Requirement:
Report the number of lines in the data below where the string "document" shows up, and only that number.

Source data:
--------------------------------
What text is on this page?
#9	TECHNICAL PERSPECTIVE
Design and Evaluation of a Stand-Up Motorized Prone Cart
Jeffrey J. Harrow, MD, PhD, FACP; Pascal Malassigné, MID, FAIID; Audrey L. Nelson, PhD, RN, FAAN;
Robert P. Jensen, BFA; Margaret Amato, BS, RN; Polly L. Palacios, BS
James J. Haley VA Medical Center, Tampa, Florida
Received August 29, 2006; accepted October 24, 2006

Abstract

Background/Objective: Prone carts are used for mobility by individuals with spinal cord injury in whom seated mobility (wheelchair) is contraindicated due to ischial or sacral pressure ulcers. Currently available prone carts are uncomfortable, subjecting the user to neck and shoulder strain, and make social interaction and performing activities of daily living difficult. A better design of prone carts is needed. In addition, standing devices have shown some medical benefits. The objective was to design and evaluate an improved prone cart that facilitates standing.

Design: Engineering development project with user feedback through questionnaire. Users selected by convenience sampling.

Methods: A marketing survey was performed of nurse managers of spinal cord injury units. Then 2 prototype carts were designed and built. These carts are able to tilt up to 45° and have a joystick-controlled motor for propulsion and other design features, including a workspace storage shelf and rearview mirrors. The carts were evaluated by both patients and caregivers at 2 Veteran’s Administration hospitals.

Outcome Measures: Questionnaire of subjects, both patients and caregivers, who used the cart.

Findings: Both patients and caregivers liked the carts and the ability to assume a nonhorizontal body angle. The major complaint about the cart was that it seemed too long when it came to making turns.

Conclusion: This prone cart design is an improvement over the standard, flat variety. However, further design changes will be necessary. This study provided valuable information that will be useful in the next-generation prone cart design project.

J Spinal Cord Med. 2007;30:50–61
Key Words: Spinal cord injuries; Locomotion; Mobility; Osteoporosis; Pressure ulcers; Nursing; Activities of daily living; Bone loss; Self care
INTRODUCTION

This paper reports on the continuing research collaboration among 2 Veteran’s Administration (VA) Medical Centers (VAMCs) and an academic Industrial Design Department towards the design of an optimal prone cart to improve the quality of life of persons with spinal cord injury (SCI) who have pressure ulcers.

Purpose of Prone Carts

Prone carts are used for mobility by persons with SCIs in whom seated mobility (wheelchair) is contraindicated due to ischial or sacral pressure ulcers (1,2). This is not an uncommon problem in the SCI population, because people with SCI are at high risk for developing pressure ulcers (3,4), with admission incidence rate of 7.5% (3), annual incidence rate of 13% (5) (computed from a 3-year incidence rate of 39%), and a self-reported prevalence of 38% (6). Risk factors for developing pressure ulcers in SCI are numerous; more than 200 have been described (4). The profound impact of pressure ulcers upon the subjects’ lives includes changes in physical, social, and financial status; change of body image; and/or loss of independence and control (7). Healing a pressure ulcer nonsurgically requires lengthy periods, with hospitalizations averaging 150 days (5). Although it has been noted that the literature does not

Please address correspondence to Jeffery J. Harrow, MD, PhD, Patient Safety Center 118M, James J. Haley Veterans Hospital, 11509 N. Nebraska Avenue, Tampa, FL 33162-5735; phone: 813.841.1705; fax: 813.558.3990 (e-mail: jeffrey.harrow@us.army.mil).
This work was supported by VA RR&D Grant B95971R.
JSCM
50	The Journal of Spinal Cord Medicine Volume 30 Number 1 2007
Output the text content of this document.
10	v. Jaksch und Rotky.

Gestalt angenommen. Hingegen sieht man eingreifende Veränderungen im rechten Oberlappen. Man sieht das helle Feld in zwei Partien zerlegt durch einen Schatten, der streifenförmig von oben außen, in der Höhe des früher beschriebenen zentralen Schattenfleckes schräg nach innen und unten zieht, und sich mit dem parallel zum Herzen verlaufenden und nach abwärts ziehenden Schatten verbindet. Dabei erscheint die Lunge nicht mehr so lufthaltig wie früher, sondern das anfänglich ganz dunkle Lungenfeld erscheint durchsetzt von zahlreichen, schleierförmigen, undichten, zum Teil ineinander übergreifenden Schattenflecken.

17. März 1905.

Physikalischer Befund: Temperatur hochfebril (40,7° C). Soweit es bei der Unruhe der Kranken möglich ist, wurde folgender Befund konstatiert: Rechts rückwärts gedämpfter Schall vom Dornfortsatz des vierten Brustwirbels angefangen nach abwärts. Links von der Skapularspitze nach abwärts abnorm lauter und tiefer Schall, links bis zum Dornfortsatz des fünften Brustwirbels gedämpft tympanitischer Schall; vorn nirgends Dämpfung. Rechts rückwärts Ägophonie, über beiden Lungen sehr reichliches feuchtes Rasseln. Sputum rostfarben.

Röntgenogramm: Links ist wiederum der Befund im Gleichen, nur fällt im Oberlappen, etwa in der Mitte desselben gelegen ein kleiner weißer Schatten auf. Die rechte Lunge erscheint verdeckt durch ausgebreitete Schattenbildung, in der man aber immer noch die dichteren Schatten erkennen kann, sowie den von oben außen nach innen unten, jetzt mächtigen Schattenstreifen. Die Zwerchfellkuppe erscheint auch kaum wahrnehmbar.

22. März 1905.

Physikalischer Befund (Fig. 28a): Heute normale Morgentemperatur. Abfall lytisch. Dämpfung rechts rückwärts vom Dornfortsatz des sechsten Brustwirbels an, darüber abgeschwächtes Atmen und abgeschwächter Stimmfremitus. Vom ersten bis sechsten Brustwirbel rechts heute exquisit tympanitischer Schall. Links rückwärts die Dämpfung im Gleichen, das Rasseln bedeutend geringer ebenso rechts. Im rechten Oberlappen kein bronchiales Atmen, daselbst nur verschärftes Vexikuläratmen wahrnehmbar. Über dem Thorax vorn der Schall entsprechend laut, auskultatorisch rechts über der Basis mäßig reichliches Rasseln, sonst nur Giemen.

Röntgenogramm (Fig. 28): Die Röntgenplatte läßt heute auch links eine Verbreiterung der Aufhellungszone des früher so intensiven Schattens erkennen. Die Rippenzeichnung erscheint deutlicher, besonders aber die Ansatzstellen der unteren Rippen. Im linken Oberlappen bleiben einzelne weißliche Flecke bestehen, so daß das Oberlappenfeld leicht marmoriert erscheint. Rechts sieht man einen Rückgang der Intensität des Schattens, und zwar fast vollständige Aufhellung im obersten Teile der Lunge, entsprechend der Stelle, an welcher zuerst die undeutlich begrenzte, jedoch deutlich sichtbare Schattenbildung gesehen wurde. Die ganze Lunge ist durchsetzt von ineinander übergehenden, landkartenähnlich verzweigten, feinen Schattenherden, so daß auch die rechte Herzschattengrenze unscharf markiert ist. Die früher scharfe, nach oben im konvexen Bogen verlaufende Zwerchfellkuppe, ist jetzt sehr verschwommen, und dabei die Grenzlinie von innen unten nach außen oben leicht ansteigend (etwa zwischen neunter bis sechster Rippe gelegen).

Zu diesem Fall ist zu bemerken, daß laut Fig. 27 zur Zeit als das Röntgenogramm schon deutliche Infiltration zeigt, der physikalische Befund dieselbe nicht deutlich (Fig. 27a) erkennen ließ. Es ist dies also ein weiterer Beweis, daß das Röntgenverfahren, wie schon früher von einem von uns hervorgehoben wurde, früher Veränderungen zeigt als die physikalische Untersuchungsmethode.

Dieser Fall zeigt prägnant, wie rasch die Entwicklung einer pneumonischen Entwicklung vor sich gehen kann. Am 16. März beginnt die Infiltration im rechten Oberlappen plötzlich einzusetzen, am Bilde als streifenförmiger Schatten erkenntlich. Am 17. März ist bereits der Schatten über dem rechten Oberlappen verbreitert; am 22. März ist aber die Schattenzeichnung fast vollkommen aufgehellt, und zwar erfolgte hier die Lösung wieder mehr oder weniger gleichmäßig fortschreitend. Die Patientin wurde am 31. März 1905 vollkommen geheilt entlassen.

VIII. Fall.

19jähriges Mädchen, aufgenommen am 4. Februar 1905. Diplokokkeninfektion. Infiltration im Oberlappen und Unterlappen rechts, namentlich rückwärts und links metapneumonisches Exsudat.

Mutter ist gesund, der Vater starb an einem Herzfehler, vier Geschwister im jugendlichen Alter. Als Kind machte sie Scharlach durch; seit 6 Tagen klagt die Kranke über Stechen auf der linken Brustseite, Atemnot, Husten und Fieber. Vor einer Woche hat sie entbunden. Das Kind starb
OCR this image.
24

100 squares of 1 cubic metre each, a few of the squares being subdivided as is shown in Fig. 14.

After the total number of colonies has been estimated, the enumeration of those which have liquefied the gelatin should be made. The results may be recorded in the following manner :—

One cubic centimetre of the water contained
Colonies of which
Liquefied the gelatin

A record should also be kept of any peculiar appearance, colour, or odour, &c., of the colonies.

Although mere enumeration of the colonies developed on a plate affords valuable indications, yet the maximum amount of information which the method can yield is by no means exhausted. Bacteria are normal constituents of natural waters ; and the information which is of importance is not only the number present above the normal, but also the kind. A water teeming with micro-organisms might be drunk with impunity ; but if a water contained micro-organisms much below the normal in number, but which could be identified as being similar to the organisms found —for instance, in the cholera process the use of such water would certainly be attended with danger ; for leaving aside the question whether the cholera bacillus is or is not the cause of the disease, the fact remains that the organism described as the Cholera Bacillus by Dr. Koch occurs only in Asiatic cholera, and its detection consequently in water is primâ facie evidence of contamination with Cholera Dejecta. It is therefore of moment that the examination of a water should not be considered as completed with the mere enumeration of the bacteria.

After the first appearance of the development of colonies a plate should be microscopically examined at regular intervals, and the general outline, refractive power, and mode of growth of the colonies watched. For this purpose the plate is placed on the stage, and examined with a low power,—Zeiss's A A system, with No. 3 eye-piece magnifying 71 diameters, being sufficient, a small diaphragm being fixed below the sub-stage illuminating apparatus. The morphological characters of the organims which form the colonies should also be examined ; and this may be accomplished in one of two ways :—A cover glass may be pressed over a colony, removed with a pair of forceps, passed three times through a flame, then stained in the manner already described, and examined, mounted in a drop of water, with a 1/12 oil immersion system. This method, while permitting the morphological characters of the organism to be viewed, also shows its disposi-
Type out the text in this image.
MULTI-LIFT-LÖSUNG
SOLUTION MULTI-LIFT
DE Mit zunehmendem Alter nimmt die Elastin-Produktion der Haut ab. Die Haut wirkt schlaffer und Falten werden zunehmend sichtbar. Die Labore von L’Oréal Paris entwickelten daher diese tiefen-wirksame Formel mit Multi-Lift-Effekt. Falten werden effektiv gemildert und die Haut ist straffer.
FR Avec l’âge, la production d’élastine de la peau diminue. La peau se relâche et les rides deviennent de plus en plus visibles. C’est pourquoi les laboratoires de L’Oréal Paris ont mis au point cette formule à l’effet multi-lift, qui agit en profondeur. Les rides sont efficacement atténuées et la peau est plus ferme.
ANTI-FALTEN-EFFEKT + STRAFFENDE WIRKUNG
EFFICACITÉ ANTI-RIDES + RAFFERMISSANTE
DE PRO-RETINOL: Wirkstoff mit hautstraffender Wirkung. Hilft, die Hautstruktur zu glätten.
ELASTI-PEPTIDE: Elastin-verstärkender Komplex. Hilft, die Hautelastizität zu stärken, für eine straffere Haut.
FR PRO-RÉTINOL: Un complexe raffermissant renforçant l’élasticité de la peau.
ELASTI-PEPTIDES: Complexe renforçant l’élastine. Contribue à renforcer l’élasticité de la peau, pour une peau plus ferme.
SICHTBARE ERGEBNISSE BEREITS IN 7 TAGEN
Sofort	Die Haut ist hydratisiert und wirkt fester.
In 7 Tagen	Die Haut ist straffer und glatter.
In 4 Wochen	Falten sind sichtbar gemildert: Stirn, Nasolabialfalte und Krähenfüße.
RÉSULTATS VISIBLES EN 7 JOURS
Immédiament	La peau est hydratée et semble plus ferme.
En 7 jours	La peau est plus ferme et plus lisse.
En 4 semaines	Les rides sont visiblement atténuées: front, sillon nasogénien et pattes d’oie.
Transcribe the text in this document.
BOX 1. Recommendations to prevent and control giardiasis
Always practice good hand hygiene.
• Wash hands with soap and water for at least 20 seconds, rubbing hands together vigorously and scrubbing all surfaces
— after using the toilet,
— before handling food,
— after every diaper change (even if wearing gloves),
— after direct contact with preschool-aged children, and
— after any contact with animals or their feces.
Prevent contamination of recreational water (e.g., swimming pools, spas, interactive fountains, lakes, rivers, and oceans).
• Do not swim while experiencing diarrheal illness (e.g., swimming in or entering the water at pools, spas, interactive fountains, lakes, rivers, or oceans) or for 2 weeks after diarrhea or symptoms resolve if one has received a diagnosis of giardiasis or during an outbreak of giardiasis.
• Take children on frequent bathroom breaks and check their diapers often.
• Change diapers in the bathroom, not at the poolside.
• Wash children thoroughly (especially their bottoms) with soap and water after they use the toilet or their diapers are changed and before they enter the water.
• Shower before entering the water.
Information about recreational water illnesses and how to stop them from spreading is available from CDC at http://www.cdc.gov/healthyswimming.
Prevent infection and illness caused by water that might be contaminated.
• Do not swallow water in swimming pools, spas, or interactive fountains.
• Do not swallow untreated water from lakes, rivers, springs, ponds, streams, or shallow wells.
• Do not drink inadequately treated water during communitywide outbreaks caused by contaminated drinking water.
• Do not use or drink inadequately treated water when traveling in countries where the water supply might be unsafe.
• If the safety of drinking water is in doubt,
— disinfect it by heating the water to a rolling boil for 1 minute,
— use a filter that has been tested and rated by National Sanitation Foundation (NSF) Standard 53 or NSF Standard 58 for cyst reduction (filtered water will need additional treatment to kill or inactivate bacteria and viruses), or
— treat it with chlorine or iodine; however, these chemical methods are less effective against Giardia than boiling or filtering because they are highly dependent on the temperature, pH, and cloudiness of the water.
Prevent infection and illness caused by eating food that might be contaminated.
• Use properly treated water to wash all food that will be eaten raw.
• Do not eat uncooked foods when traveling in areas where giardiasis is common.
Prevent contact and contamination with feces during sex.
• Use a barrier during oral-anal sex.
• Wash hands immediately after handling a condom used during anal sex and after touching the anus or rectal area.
--------------------------------
Exercise output:
2